## BEGIN The data

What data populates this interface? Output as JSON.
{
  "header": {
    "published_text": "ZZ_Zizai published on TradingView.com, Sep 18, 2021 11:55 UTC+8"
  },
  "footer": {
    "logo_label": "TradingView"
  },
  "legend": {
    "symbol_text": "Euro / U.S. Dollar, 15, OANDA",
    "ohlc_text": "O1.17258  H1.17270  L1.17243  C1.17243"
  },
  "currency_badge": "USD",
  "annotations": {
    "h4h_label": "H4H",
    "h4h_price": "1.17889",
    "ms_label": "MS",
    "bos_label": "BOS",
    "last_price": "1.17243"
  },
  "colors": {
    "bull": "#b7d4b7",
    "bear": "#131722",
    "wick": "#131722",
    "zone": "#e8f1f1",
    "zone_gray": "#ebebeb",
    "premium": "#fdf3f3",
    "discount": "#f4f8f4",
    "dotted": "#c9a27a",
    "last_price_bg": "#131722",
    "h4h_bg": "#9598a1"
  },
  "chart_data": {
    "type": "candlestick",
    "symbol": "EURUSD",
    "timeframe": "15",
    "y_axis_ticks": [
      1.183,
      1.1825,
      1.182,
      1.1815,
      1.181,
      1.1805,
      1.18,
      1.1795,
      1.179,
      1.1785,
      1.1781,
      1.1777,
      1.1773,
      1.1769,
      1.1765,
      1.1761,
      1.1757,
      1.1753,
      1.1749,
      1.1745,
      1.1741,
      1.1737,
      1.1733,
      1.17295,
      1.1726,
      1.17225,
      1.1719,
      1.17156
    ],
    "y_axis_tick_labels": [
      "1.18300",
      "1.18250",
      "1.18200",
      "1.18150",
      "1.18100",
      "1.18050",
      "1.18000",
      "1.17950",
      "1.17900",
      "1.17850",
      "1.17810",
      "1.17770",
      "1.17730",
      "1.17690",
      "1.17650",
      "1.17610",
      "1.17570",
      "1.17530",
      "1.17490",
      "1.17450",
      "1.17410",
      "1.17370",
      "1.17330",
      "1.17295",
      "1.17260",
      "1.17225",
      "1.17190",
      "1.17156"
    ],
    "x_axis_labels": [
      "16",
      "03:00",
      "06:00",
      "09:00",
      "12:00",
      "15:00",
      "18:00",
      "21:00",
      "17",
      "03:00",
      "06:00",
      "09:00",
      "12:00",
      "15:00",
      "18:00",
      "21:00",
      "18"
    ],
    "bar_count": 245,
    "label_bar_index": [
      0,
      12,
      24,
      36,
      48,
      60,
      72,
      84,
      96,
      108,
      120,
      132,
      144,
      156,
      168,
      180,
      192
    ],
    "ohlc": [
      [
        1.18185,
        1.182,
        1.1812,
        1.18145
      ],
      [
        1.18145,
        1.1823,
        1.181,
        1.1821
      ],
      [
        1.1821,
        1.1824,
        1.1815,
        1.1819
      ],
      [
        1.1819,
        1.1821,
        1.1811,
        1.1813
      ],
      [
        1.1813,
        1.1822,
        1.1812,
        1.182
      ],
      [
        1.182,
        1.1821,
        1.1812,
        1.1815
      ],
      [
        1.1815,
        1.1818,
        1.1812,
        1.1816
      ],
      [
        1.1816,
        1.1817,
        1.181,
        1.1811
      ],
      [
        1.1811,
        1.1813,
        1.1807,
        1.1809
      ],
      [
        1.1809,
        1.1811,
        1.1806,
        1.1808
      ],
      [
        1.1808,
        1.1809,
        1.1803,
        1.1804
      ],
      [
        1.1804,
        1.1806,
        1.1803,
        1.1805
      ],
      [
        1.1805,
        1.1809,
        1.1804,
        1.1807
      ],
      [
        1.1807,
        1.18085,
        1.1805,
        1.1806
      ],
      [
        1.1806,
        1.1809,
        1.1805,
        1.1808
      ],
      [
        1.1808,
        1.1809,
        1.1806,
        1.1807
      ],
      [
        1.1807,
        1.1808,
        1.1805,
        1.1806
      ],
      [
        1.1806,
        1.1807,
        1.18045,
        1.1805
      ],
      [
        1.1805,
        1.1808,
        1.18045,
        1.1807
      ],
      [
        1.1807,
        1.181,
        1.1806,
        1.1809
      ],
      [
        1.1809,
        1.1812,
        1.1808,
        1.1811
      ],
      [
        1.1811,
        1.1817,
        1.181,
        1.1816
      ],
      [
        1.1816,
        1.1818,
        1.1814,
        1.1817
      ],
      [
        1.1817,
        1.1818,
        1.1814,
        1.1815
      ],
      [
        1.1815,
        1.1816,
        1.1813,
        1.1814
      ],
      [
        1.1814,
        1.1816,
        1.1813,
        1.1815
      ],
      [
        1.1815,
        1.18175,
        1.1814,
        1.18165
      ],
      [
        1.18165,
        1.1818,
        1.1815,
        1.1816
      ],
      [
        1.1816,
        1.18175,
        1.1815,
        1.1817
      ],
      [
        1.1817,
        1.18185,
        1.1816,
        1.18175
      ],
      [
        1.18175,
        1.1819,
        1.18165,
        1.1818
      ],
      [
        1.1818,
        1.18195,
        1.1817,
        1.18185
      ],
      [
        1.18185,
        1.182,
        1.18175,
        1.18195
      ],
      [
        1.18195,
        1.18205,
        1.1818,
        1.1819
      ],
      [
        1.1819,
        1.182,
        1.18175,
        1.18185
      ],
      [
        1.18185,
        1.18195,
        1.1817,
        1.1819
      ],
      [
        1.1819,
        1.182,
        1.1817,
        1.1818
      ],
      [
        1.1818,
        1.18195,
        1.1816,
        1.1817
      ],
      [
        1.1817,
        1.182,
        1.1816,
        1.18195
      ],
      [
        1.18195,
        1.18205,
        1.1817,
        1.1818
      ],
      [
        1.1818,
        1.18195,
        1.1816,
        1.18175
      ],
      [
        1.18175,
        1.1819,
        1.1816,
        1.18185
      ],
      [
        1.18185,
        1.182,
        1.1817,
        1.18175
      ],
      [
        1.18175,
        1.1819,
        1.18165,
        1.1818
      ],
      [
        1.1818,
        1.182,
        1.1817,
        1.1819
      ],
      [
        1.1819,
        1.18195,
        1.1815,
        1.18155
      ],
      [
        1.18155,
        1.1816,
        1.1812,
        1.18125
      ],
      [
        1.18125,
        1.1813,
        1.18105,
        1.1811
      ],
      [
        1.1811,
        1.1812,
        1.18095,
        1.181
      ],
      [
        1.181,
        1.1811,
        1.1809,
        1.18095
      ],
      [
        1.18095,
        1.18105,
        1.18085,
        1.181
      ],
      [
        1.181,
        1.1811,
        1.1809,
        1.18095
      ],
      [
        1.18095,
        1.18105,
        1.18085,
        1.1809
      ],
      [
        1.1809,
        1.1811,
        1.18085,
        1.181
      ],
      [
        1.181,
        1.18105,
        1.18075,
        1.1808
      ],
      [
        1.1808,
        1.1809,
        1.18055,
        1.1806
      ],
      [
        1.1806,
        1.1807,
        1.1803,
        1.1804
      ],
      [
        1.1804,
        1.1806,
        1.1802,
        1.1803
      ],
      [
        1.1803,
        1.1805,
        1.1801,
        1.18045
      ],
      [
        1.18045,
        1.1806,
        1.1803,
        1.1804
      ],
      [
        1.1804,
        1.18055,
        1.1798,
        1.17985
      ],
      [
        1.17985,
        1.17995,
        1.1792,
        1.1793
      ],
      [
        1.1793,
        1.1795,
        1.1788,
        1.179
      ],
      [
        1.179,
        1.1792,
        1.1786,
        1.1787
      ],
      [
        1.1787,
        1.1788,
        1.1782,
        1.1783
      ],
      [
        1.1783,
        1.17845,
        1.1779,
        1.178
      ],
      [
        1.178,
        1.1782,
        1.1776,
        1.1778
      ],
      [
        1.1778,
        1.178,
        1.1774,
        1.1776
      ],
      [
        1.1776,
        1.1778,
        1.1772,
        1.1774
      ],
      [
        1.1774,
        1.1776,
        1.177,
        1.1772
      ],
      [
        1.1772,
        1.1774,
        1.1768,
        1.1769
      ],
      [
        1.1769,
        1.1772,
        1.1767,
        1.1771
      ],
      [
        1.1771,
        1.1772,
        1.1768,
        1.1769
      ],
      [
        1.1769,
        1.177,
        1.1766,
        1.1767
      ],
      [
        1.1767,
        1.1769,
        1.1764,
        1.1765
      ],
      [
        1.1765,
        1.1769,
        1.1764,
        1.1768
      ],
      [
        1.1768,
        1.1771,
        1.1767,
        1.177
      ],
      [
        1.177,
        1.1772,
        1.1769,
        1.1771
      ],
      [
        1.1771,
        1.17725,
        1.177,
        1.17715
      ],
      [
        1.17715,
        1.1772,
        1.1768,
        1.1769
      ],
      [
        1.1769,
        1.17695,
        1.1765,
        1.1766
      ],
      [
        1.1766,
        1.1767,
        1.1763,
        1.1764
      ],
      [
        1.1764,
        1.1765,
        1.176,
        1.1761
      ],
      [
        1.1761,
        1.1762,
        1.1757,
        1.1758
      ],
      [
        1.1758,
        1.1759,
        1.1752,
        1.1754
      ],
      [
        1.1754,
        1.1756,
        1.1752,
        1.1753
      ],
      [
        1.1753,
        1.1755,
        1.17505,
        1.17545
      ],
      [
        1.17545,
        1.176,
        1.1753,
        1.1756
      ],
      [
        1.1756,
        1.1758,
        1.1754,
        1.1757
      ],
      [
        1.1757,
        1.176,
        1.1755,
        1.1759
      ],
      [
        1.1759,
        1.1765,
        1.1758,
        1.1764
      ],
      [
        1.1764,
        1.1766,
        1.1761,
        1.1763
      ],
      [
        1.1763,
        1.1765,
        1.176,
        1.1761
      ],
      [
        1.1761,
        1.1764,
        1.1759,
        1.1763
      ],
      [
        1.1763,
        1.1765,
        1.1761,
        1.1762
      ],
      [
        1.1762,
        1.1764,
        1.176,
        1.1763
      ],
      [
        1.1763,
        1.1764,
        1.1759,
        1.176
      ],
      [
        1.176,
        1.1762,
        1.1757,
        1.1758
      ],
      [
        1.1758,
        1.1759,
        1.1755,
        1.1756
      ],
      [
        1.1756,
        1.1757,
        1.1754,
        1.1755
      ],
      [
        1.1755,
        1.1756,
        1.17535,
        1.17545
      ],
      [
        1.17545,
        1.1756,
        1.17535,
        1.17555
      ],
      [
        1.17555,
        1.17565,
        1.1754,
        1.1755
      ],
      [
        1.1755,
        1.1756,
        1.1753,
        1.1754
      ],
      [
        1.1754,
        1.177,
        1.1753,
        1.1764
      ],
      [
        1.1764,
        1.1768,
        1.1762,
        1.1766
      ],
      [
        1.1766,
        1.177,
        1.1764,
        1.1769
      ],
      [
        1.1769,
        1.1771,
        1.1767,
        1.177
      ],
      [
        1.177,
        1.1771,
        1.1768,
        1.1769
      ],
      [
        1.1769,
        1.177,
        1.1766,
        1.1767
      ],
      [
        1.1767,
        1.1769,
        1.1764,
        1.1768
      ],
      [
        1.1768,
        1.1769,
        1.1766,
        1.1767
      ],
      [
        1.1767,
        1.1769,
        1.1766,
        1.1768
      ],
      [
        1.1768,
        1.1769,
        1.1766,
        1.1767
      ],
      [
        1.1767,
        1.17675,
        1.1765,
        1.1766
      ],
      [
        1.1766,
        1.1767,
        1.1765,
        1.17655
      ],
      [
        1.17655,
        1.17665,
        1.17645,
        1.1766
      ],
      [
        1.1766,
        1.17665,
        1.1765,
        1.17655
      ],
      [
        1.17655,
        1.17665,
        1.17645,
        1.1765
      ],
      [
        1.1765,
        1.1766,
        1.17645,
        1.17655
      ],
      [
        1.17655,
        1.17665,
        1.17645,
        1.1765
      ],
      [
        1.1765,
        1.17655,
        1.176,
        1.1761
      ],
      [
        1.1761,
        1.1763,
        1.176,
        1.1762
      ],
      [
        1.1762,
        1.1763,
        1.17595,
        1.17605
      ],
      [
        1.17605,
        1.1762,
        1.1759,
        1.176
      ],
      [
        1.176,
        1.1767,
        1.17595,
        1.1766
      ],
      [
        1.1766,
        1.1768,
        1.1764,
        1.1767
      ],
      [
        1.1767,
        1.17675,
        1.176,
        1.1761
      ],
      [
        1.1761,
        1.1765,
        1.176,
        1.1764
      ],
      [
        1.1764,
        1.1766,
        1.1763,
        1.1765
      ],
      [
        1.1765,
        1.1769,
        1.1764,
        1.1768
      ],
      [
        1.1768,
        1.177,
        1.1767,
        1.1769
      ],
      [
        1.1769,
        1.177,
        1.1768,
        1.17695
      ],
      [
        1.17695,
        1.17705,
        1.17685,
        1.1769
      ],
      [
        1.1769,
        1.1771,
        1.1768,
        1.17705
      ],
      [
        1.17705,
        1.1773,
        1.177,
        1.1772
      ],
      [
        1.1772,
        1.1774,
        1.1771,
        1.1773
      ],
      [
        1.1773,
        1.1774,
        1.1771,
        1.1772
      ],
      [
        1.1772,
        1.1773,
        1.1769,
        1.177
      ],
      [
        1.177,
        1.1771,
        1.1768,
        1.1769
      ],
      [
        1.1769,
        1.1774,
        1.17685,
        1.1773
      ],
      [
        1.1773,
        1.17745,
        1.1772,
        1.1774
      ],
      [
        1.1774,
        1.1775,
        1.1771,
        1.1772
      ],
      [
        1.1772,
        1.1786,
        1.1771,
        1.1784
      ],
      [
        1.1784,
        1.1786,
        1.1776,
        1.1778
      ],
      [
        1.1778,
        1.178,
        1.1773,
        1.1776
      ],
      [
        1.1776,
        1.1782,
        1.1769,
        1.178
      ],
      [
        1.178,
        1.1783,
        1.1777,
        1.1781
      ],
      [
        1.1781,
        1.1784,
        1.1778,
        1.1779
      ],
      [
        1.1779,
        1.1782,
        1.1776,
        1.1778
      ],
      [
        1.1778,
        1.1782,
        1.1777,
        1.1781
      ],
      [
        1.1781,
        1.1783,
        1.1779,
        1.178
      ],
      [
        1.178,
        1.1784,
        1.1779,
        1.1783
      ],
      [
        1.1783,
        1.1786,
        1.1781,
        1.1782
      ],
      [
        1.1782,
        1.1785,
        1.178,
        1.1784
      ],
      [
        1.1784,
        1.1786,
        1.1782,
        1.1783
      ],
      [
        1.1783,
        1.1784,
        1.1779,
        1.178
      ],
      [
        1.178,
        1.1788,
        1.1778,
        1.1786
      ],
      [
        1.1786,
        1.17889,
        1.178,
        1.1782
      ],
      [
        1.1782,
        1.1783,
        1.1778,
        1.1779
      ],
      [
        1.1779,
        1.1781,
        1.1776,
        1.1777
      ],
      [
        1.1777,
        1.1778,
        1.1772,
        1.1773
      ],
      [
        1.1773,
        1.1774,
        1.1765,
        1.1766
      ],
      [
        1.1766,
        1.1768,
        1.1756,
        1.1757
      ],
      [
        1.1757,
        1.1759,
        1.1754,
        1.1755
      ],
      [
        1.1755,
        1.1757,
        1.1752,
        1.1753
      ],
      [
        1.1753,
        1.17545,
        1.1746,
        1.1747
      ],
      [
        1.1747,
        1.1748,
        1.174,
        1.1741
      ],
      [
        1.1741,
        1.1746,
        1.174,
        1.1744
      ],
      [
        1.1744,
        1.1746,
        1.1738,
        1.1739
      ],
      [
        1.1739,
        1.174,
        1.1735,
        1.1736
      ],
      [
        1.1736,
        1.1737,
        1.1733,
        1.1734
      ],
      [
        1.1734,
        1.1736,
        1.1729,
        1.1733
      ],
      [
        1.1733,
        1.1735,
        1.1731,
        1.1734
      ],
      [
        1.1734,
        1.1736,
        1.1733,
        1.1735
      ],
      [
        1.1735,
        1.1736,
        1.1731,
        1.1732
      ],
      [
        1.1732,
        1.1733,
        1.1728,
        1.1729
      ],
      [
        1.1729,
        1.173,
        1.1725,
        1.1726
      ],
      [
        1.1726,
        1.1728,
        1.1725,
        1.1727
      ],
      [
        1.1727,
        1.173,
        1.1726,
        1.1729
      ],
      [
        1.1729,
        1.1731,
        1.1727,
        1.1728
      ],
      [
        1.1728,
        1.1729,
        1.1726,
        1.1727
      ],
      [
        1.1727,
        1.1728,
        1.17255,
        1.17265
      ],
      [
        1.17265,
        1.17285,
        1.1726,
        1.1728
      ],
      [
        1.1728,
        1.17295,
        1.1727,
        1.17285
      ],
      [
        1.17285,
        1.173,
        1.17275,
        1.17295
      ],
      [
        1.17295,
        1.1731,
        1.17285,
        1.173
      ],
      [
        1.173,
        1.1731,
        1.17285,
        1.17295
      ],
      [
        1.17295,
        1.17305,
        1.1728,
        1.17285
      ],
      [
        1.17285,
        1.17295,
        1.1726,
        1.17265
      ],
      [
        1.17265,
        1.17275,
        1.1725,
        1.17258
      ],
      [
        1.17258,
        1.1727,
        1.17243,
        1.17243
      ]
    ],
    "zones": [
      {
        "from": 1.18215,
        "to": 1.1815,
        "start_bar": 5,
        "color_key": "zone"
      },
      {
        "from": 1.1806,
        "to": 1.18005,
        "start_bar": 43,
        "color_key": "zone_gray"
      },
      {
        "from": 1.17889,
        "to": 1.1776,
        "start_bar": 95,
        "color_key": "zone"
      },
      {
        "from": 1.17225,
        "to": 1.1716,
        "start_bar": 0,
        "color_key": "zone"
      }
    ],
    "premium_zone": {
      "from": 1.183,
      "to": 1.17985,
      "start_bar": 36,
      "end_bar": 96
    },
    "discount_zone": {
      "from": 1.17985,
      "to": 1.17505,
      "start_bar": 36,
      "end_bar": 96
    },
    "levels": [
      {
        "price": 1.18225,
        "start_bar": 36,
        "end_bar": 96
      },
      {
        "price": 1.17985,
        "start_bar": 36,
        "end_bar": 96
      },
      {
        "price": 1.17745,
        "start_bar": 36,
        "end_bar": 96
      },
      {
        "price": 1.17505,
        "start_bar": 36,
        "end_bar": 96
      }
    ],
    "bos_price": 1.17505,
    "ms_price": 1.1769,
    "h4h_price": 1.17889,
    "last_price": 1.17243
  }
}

## END The data

Looking at the records above, tally the lines holding "TradingView" and reply with that number only.

2